[Collected data]
——

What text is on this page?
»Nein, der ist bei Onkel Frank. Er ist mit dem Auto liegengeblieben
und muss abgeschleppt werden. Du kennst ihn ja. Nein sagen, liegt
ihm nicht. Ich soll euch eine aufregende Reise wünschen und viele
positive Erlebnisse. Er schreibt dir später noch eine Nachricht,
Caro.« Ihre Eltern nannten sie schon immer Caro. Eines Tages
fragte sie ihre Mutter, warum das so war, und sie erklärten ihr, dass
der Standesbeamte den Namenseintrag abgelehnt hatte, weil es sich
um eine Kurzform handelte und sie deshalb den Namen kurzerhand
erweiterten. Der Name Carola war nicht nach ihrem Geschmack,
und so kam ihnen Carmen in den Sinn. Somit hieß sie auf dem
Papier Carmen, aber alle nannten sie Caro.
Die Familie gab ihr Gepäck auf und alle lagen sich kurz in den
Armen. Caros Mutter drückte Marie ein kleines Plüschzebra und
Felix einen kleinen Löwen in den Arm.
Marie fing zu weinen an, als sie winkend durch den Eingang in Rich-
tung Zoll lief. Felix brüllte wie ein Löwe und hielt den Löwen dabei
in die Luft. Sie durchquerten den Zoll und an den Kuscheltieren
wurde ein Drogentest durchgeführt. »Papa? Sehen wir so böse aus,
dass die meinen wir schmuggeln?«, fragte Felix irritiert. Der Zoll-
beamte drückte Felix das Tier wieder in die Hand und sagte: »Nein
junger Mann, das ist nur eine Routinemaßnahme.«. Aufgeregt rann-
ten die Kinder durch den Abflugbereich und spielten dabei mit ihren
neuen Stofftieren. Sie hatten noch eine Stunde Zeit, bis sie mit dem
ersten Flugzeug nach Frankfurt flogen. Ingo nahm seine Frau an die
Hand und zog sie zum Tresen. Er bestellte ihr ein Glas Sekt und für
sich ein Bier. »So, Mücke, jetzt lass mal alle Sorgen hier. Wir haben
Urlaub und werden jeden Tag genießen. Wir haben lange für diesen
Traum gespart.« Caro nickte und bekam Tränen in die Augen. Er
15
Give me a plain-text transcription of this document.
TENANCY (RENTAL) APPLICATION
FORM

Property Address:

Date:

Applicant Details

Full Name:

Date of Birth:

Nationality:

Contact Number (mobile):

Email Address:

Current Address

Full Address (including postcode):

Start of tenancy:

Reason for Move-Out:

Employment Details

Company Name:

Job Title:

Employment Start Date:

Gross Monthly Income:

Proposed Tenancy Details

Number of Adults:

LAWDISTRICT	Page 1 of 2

——

• [DO THIS]: Extract all of the data shown above without alteration.

• [THE RESPONSE]:
What text is on this page?
»Nein, der ist bei Onkel Frank. Er ist mit dem Auto liegengeblieben
und muss abgeschleppt werden. Du kennst ihn ja. Nein sagen, liegt
ihm nicht. Ich soll euch eine aufregende Reise wünschen und viele
positive Erlebnisse. Er schreibt dir später noch eine Nachricht,
Caro.« Ihre Eltern nannten sie schon immer Caro. Eines Tages
fragte sie ihre Mutter, warum das so war, und sie erklärten ihr, dass
der Standesbeamte den Namenseintrag abgelehnt hatte, weil es sich
um eine Kurzform handelte und sie deshalb den Namen kurzerhand
erweiterten. Der Name Carola war nicht nach ihrem Geschmack,
und so kam ihnen Carmen in den Sinn. Somit hieß sie auf dem
Papier Carmen, aber alle nannten sie Caro.
Die Familie gab ihr Gepäck auf und alle lagen sich kurz in den
Armen. Caros Mutter drückte Marie ein kleines Plüschzebra und
Felix einen kleinen Löwen in den Arm.
Marie fing zu weinen an, als sie winkend durch den Eingang in Rich-
tung Zoll lief. Felix brüllte wie ein Löwe und hielt den Löwen dabei
in die Luft. Sie durchquerten den Zoll und an den Kuscheltieren
wurde ein Drogentest durchgeführt. »Papa? Sehen wir so böse aus,
dass die meinen wir schmuggeln?«, fragte Felix irritiert. Der Zoll-
beamte drückte Felix das Tier wieder in die Hand und sagte: »Nein
junger Mann, das ist nur eine Routinemaßnahme.«. Aufgeregt rann-
ten die Kinder durch den Abflugbereich und spielten dabei mit ihren
neuen Stofftieren. Sie hatten noch eine Stunde Zeit, bis sie mit dem
ersten Flugzeug nach Frankfurt flogen. Ingo nahm seine Frau an die
Hand und zog sie zum Tresen. Er bestellte ihr ein Glas Sekt und für
sich ein Bier. »So, Mücke, jetzt lass mal alle Sorgen hier. Wir haben
Urlaub und werden jeden Tag genießen. Wir haben lange für diesen
Traum gespart.« Caro nickte und bekam Tränen in die Augen. Er
15
Give me a plain-text transcription of this document.
TENANCY (RENTAL) APPLICATION
FORM

Property Address:

Date:

Applicant Details

Full Name:

Date of Birth:

Nationality:

Contact Number (mobile):

Email Address:

Current Address

Full Address (including postcode):

Start of tenancy:

Reason for Move-Out:

Employment Details

Company Name:

Job Title:

Employment Start Date:

Gross Monthly Income:

Proposed Tenancy Details

Number of Adults:

LAWDISTRICT	Page 1 of 2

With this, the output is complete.